Dataset items
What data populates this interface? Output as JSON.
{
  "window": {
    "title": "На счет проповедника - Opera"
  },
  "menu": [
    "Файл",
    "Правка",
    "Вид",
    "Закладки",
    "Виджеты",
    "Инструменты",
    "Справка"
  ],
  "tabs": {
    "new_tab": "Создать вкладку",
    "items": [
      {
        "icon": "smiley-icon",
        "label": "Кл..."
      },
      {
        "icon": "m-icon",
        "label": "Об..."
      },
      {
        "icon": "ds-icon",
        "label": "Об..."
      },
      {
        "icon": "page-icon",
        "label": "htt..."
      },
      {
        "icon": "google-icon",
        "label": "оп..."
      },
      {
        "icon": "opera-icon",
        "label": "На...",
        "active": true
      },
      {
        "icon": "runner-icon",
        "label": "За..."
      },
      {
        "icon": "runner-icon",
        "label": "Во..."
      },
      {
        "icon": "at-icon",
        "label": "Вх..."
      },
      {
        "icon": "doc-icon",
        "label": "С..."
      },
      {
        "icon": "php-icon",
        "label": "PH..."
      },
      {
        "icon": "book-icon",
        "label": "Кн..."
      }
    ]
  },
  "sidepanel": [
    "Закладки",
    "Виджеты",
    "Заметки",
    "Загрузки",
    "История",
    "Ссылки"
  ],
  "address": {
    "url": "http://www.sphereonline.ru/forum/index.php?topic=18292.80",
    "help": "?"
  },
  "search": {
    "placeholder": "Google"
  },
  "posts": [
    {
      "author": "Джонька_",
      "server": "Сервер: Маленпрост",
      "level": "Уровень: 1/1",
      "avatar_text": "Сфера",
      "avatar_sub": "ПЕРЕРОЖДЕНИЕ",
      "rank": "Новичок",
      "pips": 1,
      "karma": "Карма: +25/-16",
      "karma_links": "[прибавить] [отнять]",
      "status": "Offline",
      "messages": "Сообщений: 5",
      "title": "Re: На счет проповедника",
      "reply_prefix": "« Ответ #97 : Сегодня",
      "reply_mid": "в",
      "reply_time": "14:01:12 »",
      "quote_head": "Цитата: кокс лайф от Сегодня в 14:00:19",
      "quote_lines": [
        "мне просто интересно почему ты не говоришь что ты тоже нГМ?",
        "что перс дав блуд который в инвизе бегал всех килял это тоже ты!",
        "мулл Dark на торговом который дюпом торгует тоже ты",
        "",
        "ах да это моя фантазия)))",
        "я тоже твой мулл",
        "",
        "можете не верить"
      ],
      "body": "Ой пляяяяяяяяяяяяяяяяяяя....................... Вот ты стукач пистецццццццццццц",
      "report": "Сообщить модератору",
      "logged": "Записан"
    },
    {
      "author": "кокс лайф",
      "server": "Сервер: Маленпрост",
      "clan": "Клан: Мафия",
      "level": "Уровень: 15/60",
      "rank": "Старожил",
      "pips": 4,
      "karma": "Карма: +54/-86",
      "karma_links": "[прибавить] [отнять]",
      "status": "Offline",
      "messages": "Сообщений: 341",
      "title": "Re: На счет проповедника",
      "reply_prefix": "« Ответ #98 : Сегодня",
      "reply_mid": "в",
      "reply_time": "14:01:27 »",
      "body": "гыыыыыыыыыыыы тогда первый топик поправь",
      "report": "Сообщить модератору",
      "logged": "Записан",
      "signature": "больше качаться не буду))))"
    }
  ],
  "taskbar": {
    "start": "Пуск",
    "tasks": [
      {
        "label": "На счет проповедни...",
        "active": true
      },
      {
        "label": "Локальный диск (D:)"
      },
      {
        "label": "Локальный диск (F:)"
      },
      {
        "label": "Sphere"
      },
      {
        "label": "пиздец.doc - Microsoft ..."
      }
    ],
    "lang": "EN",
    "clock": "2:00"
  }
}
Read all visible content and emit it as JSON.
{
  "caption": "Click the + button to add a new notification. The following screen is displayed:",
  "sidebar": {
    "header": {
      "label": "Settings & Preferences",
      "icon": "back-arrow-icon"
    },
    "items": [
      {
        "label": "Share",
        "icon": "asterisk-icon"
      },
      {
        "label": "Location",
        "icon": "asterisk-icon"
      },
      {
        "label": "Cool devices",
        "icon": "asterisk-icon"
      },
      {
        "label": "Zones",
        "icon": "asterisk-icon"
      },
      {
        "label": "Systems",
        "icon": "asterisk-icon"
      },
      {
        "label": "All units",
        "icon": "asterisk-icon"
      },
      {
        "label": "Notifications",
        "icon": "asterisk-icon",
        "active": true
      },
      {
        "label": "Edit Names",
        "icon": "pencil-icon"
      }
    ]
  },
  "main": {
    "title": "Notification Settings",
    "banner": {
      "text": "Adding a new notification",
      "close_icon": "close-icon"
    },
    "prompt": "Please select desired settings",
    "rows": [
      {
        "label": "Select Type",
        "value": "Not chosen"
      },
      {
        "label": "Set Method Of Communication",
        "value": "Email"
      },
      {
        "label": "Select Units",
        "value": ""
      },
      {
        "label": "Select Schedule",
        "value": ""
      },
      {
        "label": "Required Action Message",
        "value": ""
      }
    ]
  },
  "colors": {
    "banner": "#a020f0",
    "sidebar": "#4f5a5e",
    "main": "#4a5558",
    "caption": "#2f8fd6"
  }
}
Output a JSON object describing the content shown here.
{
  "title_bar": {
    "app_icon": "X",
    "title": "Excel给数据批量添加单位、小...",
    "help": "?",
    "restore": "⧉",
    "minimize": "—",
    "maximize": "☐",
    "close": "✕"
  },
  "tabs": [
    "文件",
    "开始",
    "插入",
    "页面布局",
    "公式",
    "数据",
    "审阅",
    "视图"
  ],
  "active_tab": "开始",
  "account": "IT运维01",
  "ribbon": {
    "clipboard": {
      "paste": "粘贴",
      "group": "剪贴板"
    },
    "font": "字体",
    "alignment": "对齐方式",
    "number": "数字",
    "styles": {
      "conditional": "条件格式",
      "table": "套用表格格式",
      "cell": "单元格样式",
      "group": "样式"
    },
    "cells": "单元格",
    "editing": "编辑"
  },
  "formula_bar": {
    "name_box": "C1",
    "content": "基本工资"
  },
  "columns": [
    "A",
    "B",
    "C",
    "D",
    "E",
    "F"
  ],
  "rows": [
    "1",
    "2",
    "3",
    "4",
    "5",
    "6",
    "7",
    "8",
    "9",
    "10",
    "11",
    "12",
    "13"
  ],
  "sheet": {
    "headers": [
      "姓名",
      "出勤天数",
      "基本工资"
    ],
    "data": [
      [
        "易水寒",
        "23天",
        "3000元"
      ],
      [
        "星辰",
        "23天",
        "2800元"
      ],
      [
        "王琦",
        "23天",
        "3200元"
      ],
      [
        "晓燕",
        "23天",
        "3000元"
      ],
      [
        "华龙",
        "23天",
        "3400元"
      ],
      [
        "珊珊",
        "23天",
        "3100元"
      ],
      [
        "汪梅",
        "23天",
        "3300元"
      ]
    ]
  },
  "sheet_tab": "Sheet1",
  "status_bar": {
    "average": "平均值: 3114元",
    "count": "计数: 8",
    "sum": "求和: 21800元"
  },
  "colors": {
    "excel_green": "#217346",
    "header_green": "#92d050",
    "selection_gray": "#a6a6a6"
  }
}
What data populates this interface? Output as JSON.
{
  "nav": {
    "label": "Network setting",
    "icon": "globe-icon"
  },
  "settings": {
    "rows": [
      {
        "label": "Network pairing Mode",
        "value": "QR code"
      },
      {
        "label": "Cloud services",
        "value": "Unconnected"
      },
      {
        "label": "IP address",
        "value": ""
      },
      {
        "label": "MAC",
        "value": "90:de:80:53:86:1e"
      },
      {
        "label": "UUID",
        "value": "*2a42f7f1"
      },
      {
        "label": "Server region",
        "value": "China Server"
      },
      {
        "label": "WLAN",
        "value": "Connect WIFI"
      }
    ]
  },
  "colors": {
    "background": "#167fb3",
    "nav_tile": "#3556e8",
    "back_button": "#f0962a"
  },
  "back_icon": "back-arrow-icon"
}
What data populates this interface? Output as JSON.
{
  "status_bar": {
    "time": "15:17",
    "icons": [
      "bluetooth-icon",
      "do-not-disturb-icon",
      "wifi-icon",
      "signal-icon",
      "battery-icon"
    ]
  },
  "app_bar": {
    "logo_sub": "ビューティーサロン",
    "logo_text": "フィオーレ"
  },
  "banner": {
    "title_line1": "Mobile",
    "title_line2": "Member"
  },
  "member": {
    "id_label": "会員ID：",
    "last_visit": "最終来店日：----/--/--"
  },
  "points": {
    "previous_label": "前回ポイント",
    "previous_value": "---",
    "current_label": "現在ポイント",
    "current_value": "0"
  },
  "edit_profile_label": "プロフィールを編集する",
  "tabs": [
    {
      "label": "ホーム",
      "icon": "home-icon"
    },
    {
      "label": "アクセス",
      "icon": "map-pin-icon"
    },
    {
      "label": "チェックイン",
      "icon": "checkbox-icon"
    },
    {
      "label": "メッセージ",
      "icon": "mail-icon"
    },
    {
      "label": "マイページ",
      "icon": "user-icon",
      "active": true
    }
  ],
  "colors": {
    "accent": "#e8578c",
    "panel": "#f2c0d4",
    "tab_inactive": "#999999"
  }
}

▶ [Written problem]: Only a number is expected here: the count of lines in the listing that hold the string "arrow".

▶ [Expected answer]: 2